Task details:
Collect every line that includes the string "period".

(Items from a figure collection)
'''
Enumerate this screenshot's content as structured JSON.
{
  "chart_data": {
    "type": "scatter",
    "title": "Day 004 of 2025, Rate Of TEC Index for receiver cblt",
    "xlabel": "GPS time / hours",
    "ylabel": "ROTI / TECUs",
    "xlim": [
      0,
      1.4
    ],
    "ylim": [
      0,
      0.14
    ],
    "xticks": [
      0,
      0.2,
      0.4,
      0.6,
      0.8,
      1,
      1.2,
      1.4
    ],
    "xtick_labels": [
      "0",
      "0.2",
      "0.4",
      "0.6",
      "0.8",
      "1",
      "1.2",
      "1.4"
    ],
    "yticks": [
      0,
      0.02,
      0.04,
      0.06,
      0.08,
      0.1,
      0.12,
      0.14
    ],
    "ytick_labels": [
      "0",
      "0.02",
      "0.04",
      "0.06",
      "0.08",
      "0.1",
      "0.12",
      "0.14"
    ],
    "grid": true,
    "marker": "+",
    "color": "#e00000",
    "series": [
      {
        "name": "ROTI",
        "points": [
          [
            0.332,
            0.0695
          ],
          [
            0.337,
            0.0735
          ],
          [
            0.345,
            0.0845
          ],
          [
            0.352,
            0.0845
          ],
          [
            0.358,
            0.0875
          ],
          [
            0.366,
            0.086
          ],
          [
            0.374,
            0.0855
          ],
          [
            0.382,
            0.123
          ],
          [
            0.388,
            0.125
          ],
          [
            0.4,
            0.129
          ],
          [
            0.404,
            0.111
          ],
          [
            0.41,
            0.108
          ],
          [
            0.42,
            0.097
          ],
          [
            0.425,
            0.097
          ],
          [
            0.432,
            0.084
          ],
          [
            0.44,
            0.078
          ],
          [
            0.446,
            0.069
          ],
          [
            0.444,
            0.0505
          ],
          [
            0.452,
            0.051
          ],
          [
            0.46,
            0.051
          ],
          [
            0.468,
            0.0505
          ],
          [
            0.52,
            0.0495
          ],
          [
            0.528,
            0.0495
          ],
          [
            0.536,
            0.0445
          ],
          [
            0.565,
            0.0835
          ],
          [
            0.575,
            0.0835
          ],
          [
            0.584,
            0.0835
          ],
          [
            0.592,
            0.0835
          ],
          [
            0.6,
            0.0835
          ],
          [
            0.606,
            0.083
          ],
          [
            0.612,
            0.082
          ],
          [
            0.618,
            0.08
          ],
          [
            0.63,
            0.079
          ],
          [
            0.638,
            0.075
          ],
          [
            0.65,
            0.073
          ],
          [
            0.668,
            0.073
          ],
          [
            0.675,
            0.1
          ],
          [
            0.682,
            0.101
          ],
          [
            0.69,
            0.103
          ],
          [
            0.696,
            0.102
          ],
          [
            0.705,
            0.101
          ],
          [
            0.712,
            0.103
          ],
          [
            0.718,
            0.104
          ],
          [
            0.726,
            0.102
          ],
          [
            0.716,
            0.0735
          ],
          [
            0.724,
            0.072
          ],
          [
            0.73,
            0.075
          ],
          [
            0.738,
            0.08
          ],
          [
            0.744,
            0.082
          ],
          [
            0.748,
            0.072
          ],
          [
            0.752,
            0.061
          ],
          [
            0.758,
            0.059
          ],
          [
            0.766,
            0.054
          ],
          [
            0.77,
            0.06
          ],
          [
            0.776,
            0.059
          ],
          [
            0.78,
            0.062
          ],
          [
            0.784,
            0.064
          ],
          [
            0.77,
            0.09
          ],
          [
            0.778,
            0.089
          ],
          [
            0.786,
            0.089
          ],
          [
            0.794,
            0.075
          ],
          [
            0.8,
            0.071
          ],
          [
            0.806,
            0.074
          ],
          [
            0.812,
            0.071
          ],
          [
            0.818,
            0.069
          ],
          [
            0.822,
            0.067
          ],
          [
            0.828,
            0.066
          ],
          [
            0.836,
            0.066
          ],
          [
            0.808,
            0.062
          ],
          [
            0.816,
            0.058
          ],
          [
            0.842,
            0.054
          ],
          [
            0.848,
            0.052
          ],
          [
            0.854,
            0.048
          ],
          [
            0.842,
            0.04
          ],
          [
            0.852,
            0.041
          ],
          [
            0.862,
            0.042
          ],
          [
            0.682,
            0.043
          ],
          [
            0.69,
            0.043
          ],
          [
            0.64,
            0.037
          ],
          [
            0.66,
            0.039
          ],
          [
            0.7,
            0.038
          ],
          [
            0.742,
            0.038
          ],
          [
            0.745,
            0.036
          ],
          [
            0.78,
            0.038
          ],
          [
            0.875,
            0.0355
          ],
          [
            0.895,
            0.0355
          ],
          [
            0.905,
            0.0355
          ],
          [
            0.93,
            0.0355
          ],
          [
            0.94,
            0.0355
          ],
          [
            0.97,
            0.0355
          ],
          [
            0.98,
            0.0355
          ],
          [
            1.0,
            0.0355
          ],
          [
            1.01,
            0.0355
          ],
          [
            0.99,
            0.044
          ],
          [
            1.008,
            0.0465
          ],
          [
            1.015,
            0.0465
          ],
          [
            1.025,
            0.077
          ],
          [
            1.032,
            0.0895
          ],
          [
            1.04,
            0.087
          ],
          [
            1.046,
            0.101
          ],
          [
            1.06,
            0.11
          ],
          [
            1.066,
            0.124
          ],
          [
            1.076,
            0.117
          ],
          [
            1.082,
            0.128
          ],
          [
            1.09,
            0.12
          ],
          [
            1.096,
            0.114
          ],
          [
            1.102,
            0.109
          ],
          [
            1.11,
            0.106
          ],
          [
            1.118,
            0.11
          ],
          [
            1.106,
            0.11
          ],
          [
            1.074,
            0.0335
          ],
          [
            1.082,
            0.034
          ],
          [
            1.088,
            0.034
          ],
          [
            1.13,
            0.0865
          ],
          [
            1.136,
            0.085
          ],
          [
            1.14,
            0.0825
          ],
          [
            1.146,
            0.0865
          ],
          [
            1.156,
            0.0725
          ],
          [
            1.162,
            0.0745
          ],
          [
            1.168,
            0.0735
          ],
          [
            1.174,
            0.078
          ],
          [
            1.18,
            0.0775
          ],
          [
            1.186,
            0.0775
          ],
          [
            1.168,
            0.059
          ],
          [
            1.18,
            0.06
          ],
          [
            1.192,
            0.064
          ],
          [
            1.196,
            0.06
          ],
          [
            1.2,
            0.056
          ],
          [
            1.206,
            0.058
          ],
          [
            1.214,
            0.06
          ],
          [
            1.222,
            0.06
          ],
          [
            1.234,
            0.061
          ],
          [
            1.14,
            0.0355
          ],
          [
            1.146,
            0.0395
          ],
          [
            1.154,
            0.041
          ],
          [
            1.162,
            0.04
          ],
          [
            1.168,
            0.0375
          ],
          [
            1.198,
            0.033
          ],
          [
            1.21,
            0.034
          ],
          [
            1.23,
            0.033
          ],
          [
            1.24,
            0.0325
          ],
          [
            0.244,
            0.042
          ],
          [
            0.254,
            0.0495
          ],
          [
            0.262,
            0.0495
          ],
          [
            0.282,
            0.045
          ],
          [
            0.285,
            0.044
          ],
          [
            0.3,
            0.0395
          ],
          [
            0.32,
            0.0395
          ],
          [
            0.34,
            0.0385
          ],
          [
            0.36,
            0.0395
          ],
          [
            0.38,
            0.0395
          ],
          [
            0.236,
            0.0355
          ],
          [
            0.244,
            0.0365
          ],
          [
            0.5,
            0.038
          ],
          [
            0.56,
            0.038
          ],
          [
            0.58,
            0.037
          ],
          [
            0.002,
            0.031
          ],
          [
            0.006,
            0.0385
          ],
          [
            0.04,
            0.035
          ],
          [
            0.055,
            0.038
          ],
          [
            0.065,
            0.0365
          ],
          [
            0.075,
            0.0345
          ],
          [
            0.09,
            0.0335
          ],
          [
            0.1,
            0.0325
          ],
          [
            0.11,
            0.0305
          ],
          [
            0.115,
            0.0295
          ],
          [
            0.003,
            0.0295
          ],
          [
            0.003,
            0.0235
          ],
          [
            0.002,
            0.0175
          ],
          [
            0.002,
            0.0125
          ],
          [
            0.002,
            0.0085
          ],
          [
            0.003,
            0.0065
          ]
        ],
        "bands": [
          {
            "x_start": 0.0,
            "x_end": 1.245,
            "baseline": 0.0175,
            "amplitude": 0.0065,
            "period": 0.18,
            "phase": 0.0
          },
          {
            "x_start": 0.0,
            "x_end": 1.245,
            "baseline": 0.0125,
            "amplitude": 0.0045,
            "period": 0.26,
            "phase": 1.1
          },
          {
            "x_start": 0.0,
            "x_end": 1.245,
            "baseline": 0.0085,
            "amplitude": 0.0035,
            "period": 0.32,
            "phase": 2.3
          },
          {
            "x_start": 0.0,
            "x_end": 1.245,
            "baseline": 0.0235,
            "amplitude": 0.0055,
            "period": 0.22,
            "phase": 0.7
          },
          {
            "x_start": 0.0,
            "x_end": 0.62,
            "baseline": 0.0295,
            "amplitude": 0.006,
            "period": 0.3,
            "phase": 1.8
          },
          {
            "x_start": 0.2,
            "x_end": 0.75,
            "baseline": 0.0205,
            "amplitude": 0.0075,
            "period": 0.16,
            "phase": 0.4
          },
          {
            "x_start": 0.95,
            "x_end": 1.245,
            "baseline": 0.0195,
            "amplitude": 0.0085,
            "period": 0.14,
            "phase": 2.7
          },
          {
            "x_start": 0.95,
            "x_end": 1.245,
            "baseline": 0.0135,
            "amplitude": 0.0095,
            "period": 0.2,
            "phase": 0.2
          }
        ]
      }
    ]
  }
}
'''
Task answer:
            "period": 0.18,
            "period": 0.26,
            "period": 0.32,
            "period": 0.22,
            "period": 0.3,
            "period": 0.16,
            "period": 0.14,
            "period": 0.2,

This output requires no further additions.